*Figure dataset records*:
• • •

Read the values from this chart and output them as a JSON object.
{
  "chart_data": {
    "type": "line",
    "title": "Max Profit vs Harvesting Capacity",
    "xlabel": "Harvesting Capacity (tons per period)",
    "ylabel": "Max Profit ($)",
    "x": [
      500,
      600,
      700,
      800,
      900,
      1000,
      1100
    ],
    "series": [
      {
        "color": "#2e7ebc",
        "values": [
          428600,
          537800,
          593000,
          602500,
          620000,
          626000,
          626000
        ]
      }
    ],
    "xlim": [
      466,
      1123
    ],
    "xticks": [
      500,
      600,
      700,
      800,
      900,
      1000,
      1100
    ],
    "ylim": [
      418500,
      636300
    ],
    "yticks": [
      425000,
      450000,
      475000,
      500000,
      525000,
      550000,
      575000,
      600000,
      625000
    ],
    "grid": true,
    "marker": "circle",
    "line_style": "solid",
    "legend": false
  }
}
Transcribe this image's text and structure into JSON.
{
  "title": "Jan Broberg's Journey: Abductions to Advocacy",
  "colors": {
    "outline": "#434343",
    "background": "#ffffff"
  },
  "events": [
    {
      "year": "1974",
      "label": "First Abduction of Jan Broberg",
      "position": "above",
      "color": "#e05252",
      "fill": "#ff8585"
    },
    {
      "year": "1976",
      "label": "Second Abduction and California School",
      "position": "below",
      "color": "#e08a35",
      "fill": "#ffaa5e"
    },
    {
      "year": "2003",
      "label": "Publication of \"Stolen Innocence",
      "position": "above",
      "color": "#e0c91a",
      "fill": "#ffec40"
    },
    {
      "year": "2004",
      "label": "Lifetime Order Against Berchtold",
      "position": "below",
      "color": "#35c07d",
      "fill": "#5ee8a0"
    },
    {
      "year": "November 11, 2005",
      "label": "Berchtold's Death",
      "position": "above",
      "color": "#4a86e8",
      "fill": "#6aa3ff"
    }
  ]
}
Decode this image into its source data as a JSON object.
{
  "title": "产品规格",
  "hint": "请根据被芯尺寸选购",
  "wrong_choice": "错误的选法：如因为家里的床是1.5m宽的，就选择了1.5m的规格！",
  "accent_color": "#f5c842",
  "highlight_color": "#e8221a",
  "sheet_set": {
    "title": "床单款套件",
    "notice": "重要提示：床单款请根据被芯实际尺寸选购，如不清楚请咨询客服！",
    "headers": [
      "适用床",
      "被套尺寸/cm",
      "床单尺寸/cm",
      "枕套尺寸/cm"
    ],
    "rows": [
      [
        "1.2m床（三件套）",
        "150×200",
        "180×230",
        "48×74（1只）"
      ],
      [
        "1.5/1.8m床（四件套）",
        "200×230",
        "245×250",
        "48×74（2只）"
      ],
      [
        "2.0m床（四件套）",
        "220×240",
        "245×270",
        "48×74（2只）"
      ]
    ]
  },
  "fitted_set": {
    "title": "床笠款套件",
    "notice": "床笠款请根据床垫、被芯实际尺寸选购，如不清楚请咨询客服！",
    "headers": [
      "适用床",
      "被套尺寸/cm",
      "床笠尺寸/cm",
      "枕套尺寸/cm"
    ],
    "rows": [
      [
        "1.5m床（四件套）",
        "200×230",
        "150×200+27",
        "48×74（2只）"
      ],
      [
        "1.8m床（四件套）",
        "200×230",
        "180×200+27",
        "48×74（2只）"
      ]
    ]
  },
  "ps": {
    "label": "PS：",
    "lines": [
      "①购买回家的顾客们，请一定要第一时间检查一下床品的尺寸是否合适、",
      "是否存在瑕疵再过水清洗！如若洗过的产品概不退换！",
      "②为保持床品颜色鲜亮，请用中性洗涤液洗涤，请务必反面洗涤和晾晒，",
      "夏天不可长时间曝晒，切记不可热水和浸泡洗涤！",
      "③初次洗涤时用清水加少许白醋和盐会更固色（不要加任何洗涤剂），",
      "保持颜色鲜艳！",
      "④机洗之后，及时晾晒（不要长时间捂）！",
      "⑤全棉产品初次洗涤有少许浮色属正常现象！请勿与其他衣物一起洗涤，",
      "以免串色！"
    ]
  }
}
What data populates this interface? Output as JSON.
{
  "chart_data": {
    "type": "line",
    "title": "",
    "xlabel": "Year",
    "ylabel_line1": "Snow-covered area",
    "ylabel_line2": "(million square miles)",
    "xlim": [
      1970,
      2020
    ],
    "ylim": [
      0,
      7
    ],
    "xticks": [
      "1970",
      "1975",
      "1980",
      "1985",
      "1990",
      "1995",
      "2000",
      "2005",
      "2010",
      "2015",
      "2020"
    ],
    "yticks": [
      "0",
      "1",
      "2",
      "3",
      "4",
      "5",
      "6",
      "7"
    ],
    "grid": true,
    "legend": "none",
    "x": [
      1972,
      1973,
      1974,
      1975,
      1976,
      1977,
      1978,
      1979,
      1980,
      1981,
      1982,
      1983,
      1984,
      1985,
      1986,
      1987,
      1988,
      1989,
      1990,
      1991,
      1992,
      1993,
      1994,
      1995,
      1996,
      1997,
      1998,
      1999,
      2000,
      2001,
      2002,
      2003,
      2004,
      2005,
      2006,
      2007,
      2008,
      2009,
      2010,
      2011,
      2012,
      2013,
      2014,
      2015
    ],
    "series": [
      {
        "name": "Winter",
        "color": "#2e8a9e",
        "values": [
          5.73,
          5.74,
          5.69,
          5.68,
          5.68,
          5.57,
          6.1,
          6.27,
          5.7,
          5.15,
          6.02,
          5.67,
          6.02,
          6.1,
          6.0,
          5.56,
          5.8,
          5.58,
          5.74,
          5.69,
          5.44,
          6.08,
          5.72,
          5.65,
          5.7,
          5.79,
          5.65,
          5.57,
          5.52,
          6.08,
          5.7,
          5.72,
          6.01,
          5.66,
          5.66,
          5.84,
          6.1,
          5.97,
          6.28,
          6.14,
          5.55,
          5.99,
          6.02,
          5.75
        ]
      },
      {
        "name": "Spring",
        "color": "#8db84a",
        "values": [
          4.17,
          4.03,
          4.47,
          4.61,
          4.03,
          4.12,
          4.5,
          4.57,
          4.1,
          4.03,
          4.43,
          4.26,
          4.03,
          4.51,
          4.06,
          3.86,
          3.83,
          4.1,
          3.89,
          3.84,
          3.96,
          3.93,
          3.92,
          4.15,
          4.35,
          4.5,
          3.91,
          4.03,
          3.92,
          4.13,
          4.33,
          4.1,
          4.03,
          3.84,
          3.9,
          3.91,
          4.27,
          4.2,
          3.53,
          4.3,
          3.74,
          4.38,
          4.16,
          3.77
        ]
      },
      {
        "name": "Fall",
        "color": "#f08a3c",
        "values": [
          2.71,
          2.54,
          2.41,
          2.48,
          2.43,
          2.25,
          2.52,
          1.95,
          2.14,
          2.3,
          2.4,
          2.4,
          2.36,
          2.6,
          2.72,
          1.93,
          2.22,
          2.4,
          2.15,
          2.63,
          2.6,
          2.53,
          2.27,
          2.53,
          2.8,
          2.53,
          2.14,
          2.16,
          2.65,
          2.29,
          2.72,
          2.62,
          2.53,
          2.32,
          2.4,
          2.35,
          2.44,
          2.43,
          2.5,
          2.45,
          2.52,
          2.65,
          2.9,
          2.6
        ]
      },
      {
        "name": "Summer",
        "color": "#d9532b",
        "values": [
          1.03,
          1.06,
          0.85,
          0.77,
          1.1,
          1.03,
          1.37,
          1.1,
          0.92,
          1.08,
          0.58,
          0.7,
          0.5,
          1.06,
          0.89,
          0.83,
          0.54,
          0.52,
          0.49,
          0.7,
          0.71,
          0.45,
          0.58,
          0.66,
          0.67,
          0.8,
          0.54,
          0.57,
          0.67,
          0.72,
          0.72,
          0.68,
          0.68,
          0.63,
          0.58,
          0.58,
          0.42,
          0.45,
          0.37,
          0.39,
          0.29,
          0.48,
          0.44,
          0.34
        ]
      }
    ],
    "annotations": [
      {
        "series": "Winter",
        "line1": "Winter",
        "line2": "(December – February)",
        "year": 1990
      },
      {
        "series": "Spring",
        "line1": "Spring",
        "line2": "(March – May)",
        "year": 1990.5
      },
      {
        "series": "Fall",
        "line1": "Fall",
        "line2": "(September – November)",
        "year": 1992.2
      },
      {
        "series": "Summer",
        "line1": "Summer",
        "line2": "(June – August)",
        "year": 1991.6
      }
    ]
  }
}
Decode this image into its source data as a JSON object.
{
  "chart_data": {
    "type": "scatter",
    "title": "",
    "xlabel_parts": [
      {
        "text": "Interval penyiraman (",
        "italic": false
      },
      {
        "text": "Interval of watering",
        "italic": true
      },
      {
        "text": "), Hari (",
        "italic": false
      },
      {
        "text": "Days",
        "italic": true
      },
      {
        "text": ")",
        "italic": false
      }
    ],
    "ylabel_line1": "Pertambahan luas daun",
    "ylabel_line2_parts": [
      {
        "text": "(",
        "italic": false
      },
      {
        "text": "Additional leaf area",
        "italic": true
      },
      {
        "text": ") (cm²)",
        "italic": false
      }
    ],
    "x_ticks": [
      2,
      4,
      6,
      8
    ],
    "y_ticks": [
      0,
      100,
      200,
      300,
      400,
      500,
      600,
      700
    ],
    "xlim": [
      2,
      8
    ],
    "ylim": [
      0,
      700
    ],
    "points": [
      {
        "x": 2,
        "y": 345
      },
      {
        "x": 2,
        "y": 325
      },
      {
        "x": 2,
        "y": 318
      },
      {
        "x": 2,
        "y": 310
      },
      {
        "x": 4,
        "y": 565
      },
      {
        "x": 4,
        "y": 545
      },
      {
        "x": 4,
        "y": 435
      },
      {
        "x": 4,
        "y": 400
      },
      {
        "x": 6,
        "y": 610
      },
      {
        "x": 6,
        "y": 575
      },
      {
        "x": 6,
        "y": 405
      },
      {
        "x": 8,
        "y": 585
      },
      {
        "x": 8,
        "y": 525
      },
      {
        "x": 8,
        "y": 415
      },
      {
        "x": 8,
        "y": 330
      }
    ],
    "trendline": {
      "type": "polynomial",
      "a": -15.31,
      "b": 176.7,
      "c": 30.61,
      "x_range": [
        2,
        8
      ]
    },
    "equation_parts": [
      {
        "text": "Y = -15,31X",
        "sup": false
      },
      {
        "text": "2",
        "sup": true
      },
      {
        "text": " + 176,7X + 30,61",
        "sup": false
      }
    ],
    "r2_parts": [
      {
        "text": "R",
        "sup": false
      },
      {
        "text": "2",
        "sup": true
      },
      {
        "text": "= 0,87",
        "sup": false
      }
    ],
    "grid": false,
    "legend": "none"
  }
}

• • •

*EXERCISE TASK*: Copy all lines of the material above where the string "notice" occurs.

*SOLUTION FOR THIS TASK*:
    "notice": "重要提示：床单款请根据被芯实际尺寸选购，如不清楚请咨询客服！",
    "notice": "床笠款请根据床垫、被芯实际尺寸选购，如不清楚请咨询客服！",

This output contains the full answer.